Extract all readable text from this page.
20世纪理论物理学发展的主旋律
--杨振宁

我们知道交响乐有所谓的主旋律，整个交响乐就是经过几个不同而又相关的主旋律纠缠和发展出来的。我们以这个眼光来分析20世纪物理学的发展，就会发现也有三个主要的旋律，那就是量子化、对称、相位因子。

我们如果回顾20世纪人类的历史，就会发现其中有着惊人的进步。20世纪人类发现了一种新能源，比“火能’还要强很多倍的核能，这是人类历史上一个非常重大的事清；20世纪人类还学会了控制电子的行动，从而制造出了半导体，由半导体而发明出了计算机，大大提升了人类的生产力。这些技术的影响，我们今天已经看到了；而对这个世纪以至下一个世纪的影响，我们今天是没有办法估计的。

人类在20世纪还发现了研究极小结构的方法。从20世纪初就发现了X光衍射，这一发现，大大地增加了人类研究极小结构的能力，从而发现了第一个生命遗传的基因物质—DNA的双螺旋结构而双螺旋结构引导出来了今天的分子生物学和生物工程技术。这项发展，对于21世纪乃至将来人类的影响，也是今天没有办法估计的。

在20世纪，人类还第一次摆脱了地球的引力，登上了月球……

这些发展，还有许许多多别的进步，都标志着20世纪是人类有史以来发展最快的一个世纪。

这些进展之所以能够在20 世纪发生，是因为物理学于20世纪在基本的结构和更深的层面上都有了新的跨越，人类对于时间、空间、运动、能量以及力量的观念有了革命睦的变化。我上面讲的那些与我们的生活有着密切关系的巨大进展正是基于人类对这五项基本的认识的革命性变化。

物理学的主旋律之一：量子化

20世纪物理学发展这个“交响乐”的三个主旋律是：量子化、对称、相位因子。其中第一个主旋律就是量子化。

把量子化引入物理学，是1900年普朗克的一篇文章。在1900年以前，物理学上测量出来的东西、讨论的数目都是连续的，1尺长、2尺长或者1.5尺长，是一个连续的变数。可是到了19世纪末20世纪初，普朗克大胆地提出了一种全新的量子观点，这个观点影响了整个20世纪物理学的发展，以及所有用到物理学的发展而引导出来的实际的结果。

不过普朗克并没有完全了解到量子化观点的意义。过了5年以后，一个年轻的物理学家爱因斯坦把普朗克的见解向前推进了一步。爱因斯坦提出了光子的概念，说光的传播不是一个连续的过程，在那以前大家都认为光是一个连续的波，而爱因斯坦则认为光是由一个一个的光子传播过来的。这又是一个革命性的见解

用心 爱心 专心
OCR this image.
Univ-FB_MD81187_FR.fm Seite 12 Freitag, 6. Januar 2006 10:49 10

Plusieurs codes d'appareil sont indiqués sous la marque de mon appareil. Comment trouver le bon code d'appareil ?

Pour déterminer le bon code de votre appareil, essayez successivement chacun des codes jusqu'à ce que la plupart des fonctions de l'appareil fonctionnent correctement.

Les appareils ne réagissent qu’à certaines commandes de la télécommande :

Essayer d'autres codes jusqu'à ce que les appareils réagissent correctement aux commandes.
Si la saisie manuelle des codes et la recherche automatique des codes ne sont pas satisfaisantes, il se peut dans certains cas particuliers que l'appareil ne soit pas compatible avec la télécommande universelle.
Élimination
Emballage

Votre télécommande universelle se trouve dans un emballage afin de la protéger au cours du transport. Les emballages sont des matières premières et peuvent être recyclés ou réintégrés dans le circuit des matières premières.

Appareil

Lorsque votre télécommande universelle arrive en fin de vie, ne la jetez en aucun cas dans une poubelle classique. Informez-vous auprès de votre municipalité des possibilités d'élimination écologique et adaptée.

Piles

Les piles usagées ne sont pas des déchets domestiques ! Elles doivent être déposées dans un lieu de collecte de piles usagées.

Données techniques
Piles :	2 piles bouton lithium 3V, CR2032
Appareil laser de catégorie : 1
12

_To be done_
Recopy the whole listing exactly.

_Reply_
Extract all readable text from this page.
20世纪理论物理学发展的主旋律
--杨振宁

我们知道交响乐有所谓的主旋律，整个交响乐就是经过几个不同而又相关的主旋律纠缠和发展出来的。我们以这个眼光来分析20世纪物理学的发展，就会发现也有三个主要的旋律，那就是量子化、对称、相位因子。

我们如果回顾20世纪人类的历史，就会发现其中有着惊人的进步。20世纪人类发现了一种新能源，比“火能’还要强很多倍的核能，这是人类历史上一个非常重大的事清；20世纪人类还学会了控制电子的行动，从而制造出了半导体，由半导体而发明出了计算机，大大提升了人类的生产力。这些技术的影响，我们今天已经看到了；而对这个世纪以至下一个世纪的影响，我们今天是没有办法估计的。

人类在20世纪还发现了研究极小结构的方法。从20世纪初就发现了X光衍射，这一发现，大大地增加了人类研究极小结构的能力，从而发现了第一个生命遗传的基因物质—DNA的双螺旋结构而双螺旋结构引导出来了今天的分子生物学和生物工程技术。这项发展，对于21世纪乃至将来人类的影响，也是今天没有办法估计的。

在20世纪，人类还第一次摆脱了地球的引力，登上了月球……

这些发展，还有许许多多别的进步，都标志着20世纪是人类有史以来发展最快的一个世纪。

这些进展之所以能够在20 世纪发生，是因为物理学于20世纪在基本的结构和更深的层面上都有了新的跨越，人类对于时间、空间、运动、能量以及力量的观念有了革命睦的变化。我上面讲的那些与我们的生活有着密切关系的巨大进展正是基于人类对这五项基本的认识的革命性变化。

物理学的主旋律之一：量子化

20世纪物理学发展这个“交响乐”的三个主旋律是：量子化、对称、相位因子。其中第一个主旋律就是量子化。

把量子化引入物理学，是1900年普朗克的一篇文章。在1900年以前，物理学上测量出来的东西、讨论的数目都是连续的，1尺长、2尺长或者1.5尺长，是一个连续的变数。可是到了19世纪末20世纪初，普朗克大胆地提出了一种全新的量子观点，这个观点影响了整个20世纪物理学的发展，以及所有用到物理学的发展而引导出来的实际的结果。

不过普朗克并没有完全了解到量子化观点的意义。过了5年以后，一个年轻的物理学家爱因斯坦把普朗克的见解向前推进了一步。爱因斯坦提出了光子的概念，说光的传播不是一个连续的过程，在那以前大家都认为光是一个连续的波，而爱因斯坦则认为光是由一个一个的光子传播过来的。这又是一个革命性的见解

用心 爱心 专心
OCR this image.
Univ-FB_MD81187_FR.fm Seite 12 Freitag, 6. Januar 2006 10:49 10

Plusieurs codes d'appareil sont indiqués sous la marque de mon appareil. Comment trouver le bon code d'appareil ?

Pour déterminer le bon code de votre appareil, essayez successivement chacun des codes jusqu'à ce que la plupart des fonctions de l'appareil fonctionnent correctement.

Les appareils ne réagissent qu’à certaines commandes de la télécommande :

Essayer d'autres codes jusqu'à ce que les appareils réagissent correctement aux commandes.
Si la saisie manuelle des codes et la recherche automatique des codes ne sont pas satisfaisantes, il se peut dans certains cas particuliers que l'appareil ne soit pas compatible avec la télécommande universelle.
Élimination
Emballage

Votre télécommande universelle se trouve dans un emballage afin de la protéger au cours du transport. Les emballages sont des matières premières et peuvent être recyclés ou réintégrés dans le circuit des matières premières.

Appareil

Lorsque votre télécommande universelle arrive en fin de vie, ne la jetez en aucun cas dans une poubelle classique. Informez-vous auprès de votre municipalité des possibilités d'élimination écologique et adaptée.

Piles

Les piles usagées ne sont pas des déchets domestiques ! Elles doivent être déposées dans un lieu de collecte de piles usagées.

Données techniques
Piles :	2 piles bouton lithium 3V, CR2032
Appareil laser de catégorie : 1
12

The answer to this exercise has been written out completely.